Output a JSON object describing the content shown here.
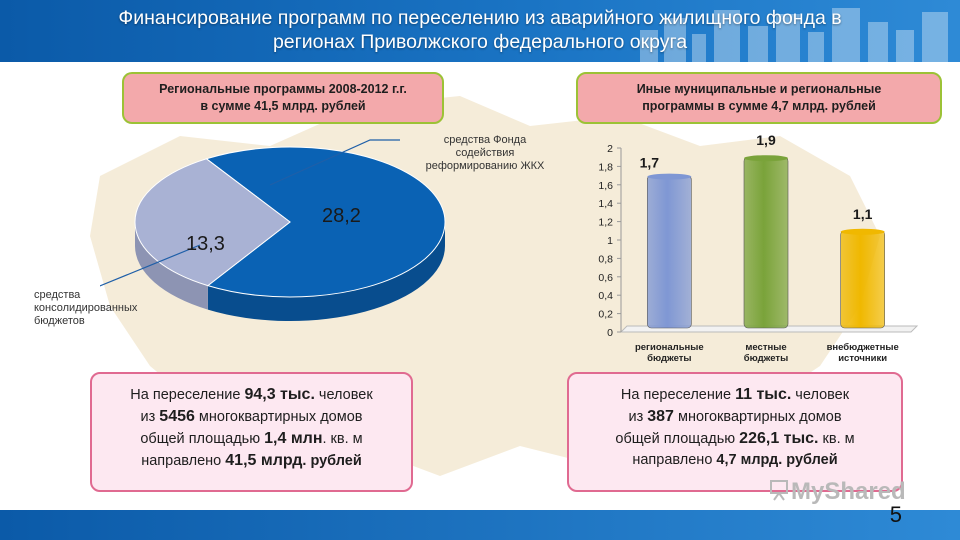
{
  "header": {
    "line1": "Финансирование программ по  переселению из аварийного жилищного фонда в",
    "line2": "регионах Приволжского федерального округа"
  },
  "left_box": {
    "line1": "Региональные программы 2008-2012 г.г.",
    "line2": "в сумме 41,5 млрд. рублей"
  },
  "right_box": {
    "line1": "Иные  муниципальные и региональные",
    "line2": "программы  в сумме 4,7 млрд. рублей"
  },
  "pie": {
    "label_fund": [
      "средства Фонда",
      "содействия",
      "реформированию ЖКХ"
    ],
    "label_budget": [
      "средства",
      "консолидированных",
      "бюджетов"
    ],
    "value_fund": "28,2",
    "value_budget": "13,3"
  },
  "left_info": {
    "l1a": "На переселение  ",
    "l1b": "94,3 тыс.",
    "l1c": " человек",
    "l2a": "из ",
    "l2b": "5456",
    "l2c": " многоквартирных  домов",
    "l3a": "общей площадью  ",
    "l3b": "1,4 млн",
    "l3c": ". кв. м",
    "l4a": "направлено  ",
    "l4b": "41,5 млрд",
    "l4c": ". рублей"
  },
  "right_info": {
    "l1a": "На переселение  ",
    "l1b": "11 тыс.",
    "l1c": " человек",
    "l2a": "из ",
    "l2b": "387",
    "l2c": " многоквартирных  домов",
    "l3a": "общей площадью  ",
    "l3b": "226,1 тыс.",
    "l3c": " кв. м",
    "l4a": "направлено  ",
    "l4b": "4,7 млрд. рублей",
    "l4c": ""
  },
  "page_number": "5",
  "logo_text": "MyShared",
  "colors": {
    "header_blue": "#0b5aa8",
    "pie_fund": "#0a62b4",
    "pie_budget": "#a9b2d4",
    "bar_regional": "#7f97d4",
    "bar_local": "#7aa33a",
    "bar_extrabudget": "#f0b800"
  },
  "chart_data": [
    {
      "type": "pie",
      "categories": [
        "средства Фонда содействия реформированию ЖКХ",
        "средства консолидированных бюджетов"
      ],
      "values": [
        28.2,
        13.3
      ],
      "data_labels": [
        "28,2",
        "13,3"
      ]
    },
    {
      "type": "bar",
      "categories": [
        "региональные бюджеты",
        "местные бюджеты",
        "внебюджетные источники"
      ],
      "values": [
        1.7,
        1.9,
        1.1
      ],
      "data_labels": [
        "1,7",
        "1,9",
        "1,1"
      ],
      "ylim": [
        0,
        2
      ],
      "yticks": [
        "0",
        "0,2",
        "0,4",
        "0,6",
        "0,8",
        "1",
        "1,2",
        "1,4",
        "1,6",
        "1,8",
        "2"
      ],
      "grid": false
    }
  ]
}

+===+

- _PROBLEM STATEMENT_:
Quote the preceding records in their entirety, excluding every picture.

- _EXERCISE SOLUTION_:
Output a JSON object describing the content shown here.
{
  "header": {
    "line1": "Финансирование программ по  переселению из аварийного жилищного фонда в",
    "line2": "регионах Приволжского федерального округа"
  },
  "left_box": {
    "line1": "Региональные программы 2008-2012 г.г.",
    "line2": "в сумме 41,5 млрд. рублей"
  },
  "right_box": {
    "line1": "Иные  муниципальные и региональные",
    "line2": "программы  в сумме 4,7 млрд. рублей"
  },
  "pie": {
    "label_fund": [
      "средства Фонда",
      "содействия",
      "реформированию ЖКХ"
    ],
    "label_budget": [
      "средства",
      "консолидированных",
      "бюджетов"
    ],
    "value_fund": "28,2",
    "value_budget": "13,3"
  },
  "left_info": {
    "l1a": "На переселение  ",
    "l1b": "94,3 тыс.",
    "l1c": " человек",
    "l2a": "из ",
    "l2b": "5456",
    "l2c": " многоквартирных  домов",
    "l3a": "общей площадью  ",
    "l3b": "1,4 млн",
    "l3c": ". кв. м",
    "l4a": "направлено  ",
    "l4b": "41,5 млрд",
    "l4c": ". рублей"
  },
  "right_info": {
    "l1a": "На переселение  ",
    "l1b": "11 тыс.",
    "l1c": " человек",
    "l2a": "из ",
    "l2b": "387",
    "l2c": " многоквартирных  домов",
    "l3a": "общей площадью  ",
    "l3b": "226,1 тыс.",
    "l3c": " кв. м",
    "l4a": "направлено  ",
    "l4b": "4,7 млрд. рублей",
    "l4c": ""
  },
  "page_number": "5",
  "logo_text": "MyShared",
  "colors": {
    "header_blue": "#0b5aa8",
    "pie_fund": "#0a62b4",
    "pie_budget": "#a9b2d4",
    "bar_regional": "#7f97d4",
    "bar_local": "#7aa33a",
    "bar_extrabudget": "#f0b800"
  },
  "chart_data": [
    {
      "type": "pie",
      "categories": [
        "средства Фонда содействия реформированию ЖКХ",
        "средства консолидированных бюджетов"
      ],
      "values": [
        28.2,
        13.3
      ],
      "data_labels": [
        "28,2",
        "13,3"
      ]
    },
    {
      "type": "bar",
      "categories": [
        "региональные бюджеты",
        "местные бюджеты",
        "внебюджетные источники"
      ],
      "values": [
        1.7,
        1.9,
        1.1
      ],
      "data_labels": [
        "1,7",
        "1,9",
        "1,1"
      ],
      "ylim": [
        0,
        2
      ],
      "yticks": [
        "0",
        "0,2",
        "0,4",
        "0,6",
        "0,8",
        "1",
        "1,2",
        "1,4",
        "1,6",
        "1,8",
        "2"
      ],
      "grid": false
    }
  ]
}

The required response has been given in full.